■ DIRECTIVE:
Repeat the records verbatim and leave the pictures out of your copy.

Figure record extracts
<<<<

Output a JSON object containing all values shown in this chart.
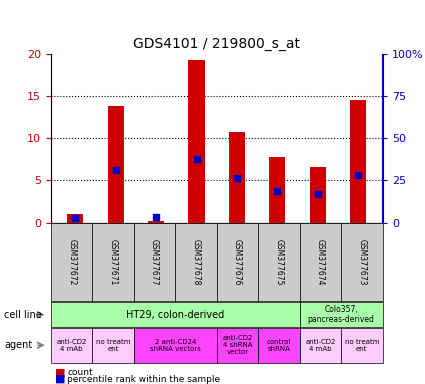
{
  "title": "GDS4101 / 219800_s_at",
  "samples": [
    "GSM377672",
    "GSM377671",
    "GSM377677",
    "GSM377678",
    "GSM377676",
    "GSM377675",
    "GSM377674",
    "GSM377673"
  ],
  "counts": [
    1.0,
    13.8,
    0.2,
    19.3,
    10.7,
    7.8,
    6.6,
    14.5
  ],
  "percentiles": [
    2.5,
    31.0,
    3.5,
    37.5,
    26.5,
    18.5,
    17.0,
    28.5
  ],
  "ylim_left": [
    0,
    20
  ],
  "ylim_right": [
    0,
    100
  ],
  "left_ticks": [
    0,
    5,
    10,
    15,
    20
  ],
  "right_ticks": [
    0,
    25,
    50,
    75,
    100
  ],
  "left_tick_labels": [
    "0",
    "5",
    "10",
    "15",
    "20"
  ],
  "right_tick_labels": [
    "0",
    "25",
    "50",
    "75",
    "100%"
  ],
  "bar_color": "#cc0000",
  "percentile_color": "#0000cc",
  "bar_width": 0.4,
  "sample_box_color": "#cccccc",
  "legend_count_label": "count",
  "legend_pct_label": "percentile rank within the sample",
  "agent_configs": [
    {
      "label": "anti-CD2\n4 mAb",
      "span": 1,
      "color": "#ffccff"
    },
    {
      "label": "no treatm\nent",
      "span": 1,
      "color": "#ffccff"
    },
    {
      "label": "2 anti-CD24\nshRNA vectors",
      "span": 2,
      "color": "#ff44ff"
    },
    {
      "label": "anti-CD2\n4 shRNA\nvector",
      "span": 1,
      "color": "#ff44ff"
    },
    {
      "label": "control\nshRNA",
      "span": 1,
      "color": "#ff44ff"
    },
    {
      "label": "anti-CD2\n4 mAb",
      "span": 1,
      "color": "#ffccff"
    },
    {
      "label": "no treatm\nent",
      "span": 1,
      "color": "#ffccff"
    }
  ]
}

>>>>

■ FULL OUTPUT:
Output a JSON object containing all values shown in this chart.
{
  "title": "GDS4101 / 219800_s_at",
  "samples": [
    "GSM377672",
    "GSM377671",
    "GSM377677",
    "GSM377678",
    "GSM377676",
    "GSM377675",
    "GSM377674",
    "GSM377673"
  ],
  "counts": [
    1.0,
    13.8,
    0.2,
    19.3,
    10.7,
    7.8,
    6.6,
    14.5
  ],
  "percentiles": [
    2.5,
    31.0,
    3.5,
    37.5,
    26.5,
    18.5,
    17.0,
    28.5
  ],
  "ylim_left": [
    0,
    20
  ],
  "ylim_right": [
    0,
    100
  ],
  "left_ticks": [
    0,
    5,
    10,
    15,
    20
  ],
  "right_ticks": [
    0,
    25,
    50,
    75,
    100
  ],
  "left_tick_labels": [
    "0",
    "5",
    "10",
    "15",
    "20"
  ],
  "right_tick_labels": [
    "0",
    "25",
    "50",
    "75",
    "100%"
  ],
  "bar_color": "#cc0000",
  "percentile_color": "#0000cc",
  "bar_width": 0.4,
  "sample_box_color": "#cccccc",
  "legend_count_label": "count",
  "legend_pct_label": "percentile rank within the sample",
  "agent_configs": [
    {
      "label": "anti-CD2\n4 mAb",
      "span": 1,
      "color": "#ffccff"
    },
    {
      "label": "no treatm\nent",
      "span": 1,
      "color": "#ffccff"
    },
    {
      "label": "2 anti-CD24\nshRNA vectors",
      "span": 2,
      "color": "#ff44ff"
    },
    {
      "label": "anti-CD2\n4 shRNA\nvector",
      "span": 1,
      "color": "#ff44ff"
    },
    {
      "label": "control\nshRNA",
      "span": 1,
      "color": "#ff44ff"
    },
    {
      "label": "anti-CD2\n4 mAb",
      "span": 1,
      "color": "#ffccff"
    },
    {
      "label": "no treatm\nent",
      "span": 1,
      "color": "#ffccff"
    }
  ]
}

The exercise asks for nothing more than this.